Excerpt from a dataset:
◆ ◆ ◆ ◆ ◆ ◆ ◆

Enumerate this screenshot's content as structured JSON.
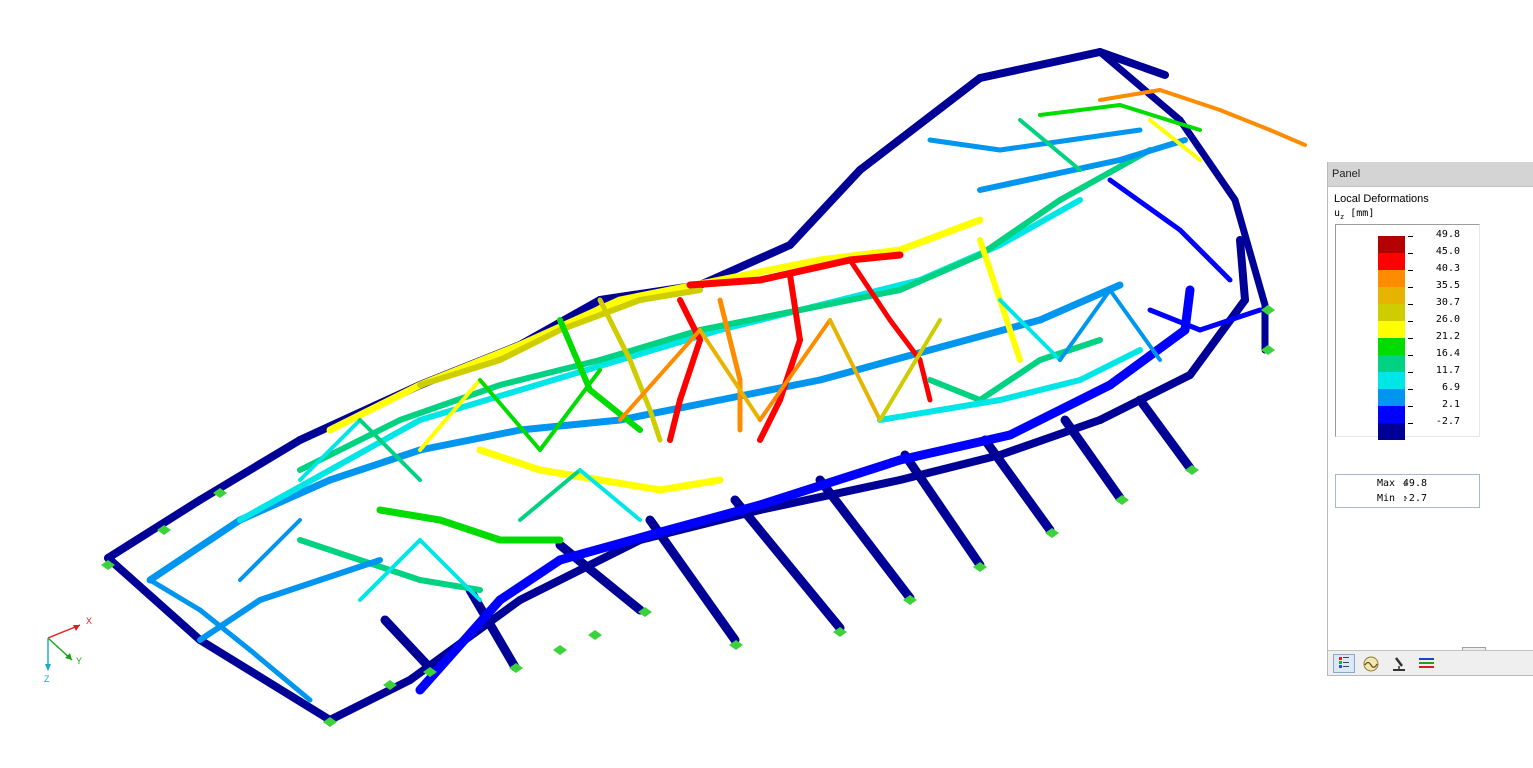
{
  "axes": {
    "x": "X",
    "y": "Y",
    "z": "Z"
  },
  "panel": {
    "title": "Panel",
    "result_title": "Local Deformations",
    "result_unit": "u_z [mm]",
    "legend": [
      {
        "value": "49.8",
        "color": "#b40000"
      },
      {
        "value": "45.0",
        "color": "#ff0000"
      },
      {
        "value": "40.3",
        "color": "#ff8c00"
      },
      {
        "value": "35.5",
        "color": "#e6b400"
      },
      {
        "value": "30.7",
        "color": "#cdcd00"
      },
      {
        "value": "26.0",
        "color": "#ffff00"
      },
      {
        "value": "21.2",
        "color": "#00dc00"
      },
      {
        "value": "16.4",
        "color": "#00d282"
      },
      {
        "value": "11.7",
        "color": "#00e6e6"
      },
      {
        "value": "6.9",
        "color": "#0096f0"
      },
      {
        "value": "2.1",
        "color": "#0000ff"
      },
      {
        "value": "-2.7",
        "color": "#000096"
      }
    ],
    "max_label": "Max",
    "max_value": "49.8",
    "min_label": "Min",
    "min_value": "-2.7",
    "colon": ":",
    "toolbar_icons": [
      "color-scale-icon",
      "deformation-icon",
      "microscope-icon",
      "result-lines-icon"
    ],
    "zoom_icon": "zoom-magnifier-icon"
  },
  "colors": {
    "support": "#3cd23c",
    "panel_header": "#d4d4d4"
  }
}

◆ ◆ ◆ ◆ ◆ ◆ ◆

_Problem to work on_: Each record above should come back exactly the same, only without its pictures.

_Complete output_:
Enumerate this screenshot's content as structured JSON.
{
  "axes": {
    "x": "X",
    "y": "Y",
    "z": "Z"
  },
  "panel": {
    "title": "Panel",
    "result_title": "Local Deformations",
    "result_unit": "u_z [mm]",
    "legend": [
      {
        "value": "49.8",
        "color": "#b40000"
      },
      {
        "value": "45.0",
        "color": "#ff0000"
      },
      {
        "value": "40.3",
        "color": "#ff8c00"
      },
      {
        "value": "35.5",
        "color": "#e6b400"
      },
      {
        "value": "30.7",
        "color": "#cdcd00"
      },
      {
        "value": "26.0",
        "color": "#ffff00"
      },
      {
        "value": "21.2",
        "color": "#00dc00"
      },
      {
        "value": "16.4",
        "color": "#00d282"
      },
      {
        "value": "11.7",
        "color": "#00e6e6"
      },
      {
        "value": "6.9",
        "color": "#0096f0"
      },
      {
        "value": "2.1",
        "color": "#0000ff"
      },
      {
        "value": "-2.7",
        "color": "#000096"
      }
    ],
    "max_label": "Max",
    "max_value": "49.8",
    "min_label": "Min",
    "min_value": "-2.7",
    "colon": ":",
    "toolbar_icons": [
      "color-scale-icon",
      "deformation-icon",
      "microscope-icon",
      "result-lines-icon"
    ],
    "zoom_icon": "zoom-magnifier-icon"
  },
  "colors": {
    "support": "#3cd23c",
    "panel_header": "#d4d4d4"
  }
}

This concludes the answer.